**EXERCISE REQUIREMENTS**
1. Reproduce the part of the immigration ruling excerpt starting at "IV. Statutory Provisions" and ending at "of this Act.".
2. Pick up the immigration ruling excerpt right after its last sentence and continue it.

**DOCUMENT PASSAGE**
--- Start ---

21 On June 22, 2014, the officer refused the request for reconsideration on the basis that the applicant had numerous opportunities to comply with the officer's requests and that the applicant had at no time advised the visa office that he had undertaken divorce proceedings.
IV. Statutory Provisions
22 The following provisions of the Act are applicable in these proceedings:
· Immigration and Refugee Protection Act, SC 2001, c 27
· 2. (2) Unless otherwise indicated, references in this Act to "this Act" include regulations made under it and instructions given under subsection 14.1(1).
· 11. (1) A foreign national must, before entering Canada, apply to an officer for a visa or for any other document required by the regulations. The visa or document may be issued if, following an examination, the officer is satisfied that the foreign national is not inadmissible and meets the requirements of this Act.
· 16. (1) A person who makes an application must answer truthfully all questions put to them for the purpose of the examination and must produce a visa and all relevant evidence and documents that the officer reasonably requires.

--- End ---

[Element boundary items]
--- Start ---

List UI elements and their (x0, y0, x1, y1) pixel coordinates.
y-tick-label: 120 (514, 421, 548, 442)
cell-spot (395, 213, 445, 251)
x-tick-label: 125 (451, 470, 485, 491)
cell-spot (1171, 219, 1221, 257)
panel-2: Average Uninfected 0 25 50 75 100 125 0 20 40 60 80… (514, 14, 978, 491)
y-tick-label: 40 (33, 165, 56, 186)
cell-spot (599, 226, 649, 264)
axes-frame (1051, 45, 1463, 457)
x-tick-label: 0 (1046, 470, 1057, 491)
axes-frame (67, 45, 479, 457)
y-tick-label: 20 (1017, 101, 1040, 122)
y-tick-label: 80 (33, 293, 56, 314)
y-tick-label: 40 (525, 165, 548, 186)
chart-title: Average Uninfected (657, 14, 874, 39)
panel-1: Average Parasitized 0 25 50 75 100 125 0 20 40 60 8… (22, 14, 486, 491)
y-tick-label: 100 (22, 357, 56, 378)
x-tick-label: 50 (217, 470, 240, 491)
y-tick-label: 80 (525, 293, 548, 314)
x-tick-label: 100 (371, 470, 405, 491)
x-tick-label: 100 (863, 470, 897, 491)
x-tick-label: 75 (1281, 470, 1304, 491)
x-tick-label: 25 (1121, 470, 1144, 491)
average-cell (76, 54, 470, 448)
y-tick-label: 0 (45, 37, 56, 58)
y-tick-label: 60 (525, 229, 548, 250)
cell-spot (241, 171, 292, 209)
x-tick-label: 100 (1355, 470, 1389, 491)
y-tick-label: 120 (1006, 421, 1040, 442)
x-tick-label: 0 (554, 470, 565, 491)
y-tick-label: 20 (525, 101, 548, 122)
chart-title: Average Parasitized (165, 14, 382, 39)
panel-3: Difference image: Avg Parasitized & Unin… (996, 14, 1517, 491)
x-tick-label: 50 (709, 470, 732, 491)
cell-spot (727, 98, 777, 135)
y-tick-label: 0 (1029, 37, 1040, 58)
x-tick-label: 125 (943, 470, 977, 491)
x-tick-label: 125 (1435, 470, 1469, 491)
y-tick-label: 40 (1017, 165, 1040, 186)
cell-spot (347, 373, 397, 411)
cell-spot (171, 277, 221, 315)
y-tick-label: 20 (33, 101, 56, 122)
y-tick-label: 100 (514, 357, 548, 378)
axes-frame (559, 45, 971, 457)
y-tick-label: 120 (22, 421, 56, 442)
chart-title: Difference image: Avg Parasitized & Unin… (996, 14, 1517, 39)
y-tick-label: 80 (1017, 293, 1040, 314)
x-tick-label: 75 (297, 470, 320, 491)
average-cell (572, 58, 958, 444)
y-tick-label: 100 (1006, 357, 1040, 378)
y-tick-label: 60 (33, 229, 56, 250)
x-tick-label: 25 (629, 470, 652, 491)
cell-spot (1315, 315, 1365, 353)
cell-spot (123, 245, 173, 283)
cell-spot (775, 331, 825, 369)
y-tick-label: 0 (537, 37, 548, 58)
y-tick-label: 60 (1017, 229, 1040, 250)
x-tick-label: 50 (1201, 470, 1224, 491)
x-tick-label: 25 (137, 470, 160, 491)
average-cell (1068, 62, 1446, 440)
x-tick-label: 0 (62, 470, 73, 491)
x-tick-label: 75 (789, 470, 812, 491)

--- End ---

**ANSWERS BELOW**
1.
IV. Statutory Provisions
22 The following provisions of the Act are applicable in these proceedings:
· Immigration and Refugee Protection Act, SC 2001, c 27
· 2. (2) Unless otherwise indicated, references in this Act to "this Act" include regulations made under it and instructions given under subsection 14.1(1).
· 11. (1) A foreign national must, before entering Canada, apply to an officer for a visa or for any other document required by the regulations. The visa or document may be issued if, following an examination, the officer is satisfied that the foreign national is not inadmissible and meets the requirements of this Act.

2.
· 42. (1) A foreign national, other than a protected person, is inadmissible on grounds of an inadmissible family member if
their accompanying family member or, in prescribed circumstances, their non-accompanying family member is inadmissible;
* * *
· Loi sur l'immigration et la protection des réfugiés, LC 2001, ch 27
· 2. (2) Sauf disposition contraire de la présente loi, toute mention de celle-ci vaut également mention des règlements pris sous son régime et des instructions données en vertu du paragraphe 14.1(1).
· 11. (1) L'étranger doit, préalablement à son entrée au Canada, demander à l'agent les visa et autres documents requis par règlement. L'agent peut les délivrer sur preuve, à la suite d'un contrôle, que l'étranger n'est pas interdit de territoire et se conforme à la présente loi.
· 16. (1) L'auteur d'une demande au titre de la présente loi doit répondre véridiquement aux questions qui lui sont posées lors du contrôle, donner les renseignements et tous éléments de preuve pertinents et présenter les visa et documents requis.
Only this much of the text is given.